EXERCISE DETAILS:
Answer these questions about the cookie weekend post:
1. Who submitted the Holiday Pretzel Treats recipe?
2. Whose courtesy were the pre-measured ingredients?
3. Who is shown making the rugelach?

ARTICLE:
[START]

2nd Annual Cookie Weekend - December 2012


Featured Recipes:

Rugelach Pinwheels
Lace Cookies
Snicker Surprise Cookies
Fig and Walnut Biscotti
Triple Chocolate Brownie Cookies
Choco-Peppermint Crinkle Cookies
Holiday Pretzel Treats
Chocolate Chip Cookies


 The ingredients




Double oven!!!!!!!!!!!!




Pre-measured ingredients courtesy of Adam




FaceTime with Setch!


Hard at work.
Megs (and Elijah!) making the rugelach. 
Putting together the pretzel treats.
G wants to make some, too.


So many cookies!  We made hundreds, literally.  How many dozen did we each take home?
I've lost count!








Post-Cookie Girls' Night Out!
(Three cheers for enchiladas and sangria!)










Holiday Pretzel Treats

Submitted by Lori


Ingredients
                        3 (10 ounce) bags checkerboard or windowpane shaped pretzels
                        1 (17 5/8 ounce) bags holiday M&M's plain chocolate candy ( red & green)

[END]

Element location data
[START]

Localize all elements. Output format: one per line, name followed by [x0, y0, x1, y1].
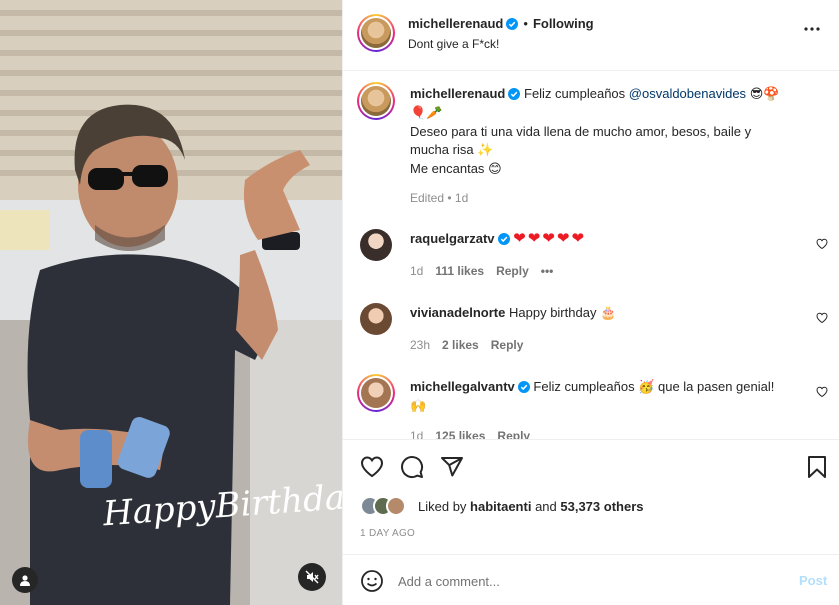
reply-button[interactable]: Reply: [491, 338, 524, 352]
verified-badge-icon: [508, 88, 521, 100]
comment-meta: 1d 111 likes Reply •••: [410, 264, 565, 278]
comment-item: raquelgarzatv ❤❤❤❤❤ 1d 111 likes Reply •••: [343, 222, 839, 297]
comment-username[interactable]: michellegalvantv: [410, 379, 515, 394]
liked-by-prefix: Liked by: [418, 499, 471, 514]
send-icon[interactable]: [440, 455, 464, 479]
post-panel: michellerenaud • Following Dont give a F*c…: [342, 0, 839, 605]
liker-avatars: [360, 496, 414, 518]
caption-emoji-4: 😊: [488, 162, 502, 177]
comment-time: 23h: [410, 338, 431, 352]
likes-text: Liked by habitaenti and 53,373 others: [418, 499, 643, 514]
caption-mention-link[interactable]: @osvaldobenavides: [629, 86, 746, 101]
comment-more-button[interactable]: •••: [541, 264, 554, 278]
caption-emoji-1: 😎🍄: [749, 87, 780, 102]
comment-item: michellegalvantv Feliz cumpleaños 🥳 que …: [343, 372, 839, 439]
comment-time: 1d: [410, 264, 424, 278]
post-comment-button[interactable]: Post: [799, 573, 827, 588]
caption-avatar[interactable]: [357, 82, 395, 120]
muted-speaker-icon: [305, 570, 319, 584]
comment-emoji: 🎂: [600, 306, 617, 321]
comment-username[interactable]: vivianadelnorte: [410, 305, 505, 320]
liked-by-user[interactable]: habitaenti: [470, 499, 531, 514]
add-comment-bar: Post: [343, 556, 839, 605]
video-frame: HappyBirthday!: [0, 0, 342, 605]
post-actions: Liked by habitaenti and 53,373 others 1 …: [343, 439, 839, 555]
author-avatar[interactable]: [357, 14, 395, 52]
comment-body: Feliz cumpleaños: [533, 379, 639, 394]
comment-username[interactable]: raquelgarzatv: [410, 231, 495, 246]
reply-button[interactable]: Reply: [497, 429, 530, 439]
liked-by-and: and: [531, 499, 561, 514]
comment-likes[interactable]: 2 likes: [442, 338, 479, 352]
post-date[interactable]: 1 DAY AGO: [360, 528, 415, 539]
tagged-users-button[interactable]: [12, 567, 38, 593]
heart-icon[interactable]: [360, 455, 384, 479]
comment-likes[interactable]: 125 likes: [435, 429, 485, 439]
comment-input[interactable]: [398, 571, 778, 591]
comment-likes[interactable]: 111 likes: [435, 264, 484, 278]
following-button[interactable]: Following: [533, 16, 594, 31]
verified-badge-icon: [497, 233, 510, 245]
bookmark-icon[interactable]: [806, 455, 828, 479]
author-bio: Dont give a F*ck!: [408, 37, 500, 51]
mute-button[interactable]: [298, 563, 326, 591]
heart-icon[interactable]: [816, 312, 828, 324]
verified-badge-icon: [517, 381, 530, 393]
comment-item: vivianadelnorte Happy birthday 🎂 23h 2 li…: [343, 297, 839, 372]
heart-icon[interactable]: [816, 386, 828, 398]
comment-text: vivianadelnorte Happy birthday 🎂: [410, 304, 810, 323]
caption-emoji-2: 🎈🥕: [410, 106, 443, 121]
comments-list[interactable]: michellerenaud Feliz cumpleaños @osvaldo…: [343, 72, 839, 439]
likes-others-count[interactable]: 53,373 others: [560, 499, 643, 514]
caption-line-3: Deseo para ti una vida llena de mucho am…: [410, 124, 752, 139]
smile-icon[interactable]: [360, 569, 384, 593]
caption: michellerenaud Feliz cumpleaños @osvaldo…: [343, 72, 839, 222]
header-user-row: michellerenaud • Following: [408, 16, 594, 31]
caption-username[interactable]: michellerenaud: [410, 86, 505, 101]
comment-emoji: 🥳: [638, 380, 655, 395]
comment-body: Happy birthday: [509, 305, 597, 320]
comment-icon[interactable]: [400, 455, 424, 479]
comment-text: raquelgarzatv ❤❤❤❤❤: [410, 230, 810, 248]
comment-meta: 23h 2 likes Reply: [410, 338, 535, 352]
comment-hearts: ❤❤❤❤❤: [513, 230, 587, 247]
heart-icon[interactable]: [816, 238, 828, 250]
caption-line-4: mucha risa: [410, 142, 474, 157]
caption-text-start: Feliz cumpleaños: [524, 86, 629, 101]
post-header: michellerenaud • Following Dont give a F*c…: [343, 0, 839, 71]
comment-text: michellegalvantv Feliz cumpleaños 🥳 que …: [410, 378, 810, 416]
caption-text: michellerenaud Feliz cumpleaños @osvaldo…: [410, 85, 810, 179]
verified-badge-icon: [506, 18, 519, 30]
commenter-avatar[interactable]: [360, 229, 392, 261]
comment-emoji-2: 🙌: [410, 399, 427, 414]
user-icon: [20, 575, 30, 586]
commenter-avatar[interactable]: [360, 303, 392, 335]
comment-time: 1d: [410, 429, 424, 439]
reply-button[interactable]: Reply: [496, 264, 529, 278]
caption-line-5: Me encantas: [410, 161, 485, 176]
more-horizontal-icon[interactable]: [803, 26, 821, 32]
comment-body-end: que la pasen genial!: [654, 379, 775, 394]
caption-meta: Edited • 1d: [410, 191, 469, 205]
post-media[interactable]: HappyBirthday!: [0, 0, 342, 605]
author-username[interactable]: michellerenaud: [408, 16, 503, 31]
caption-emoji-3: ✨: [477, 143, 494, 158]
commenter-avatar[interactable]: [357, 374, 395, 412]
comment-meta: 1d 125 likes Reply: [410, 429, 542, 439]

[END]

FINISHED ANSWER:
1. Lori
2. Adam's
3. Megs (and Elijah)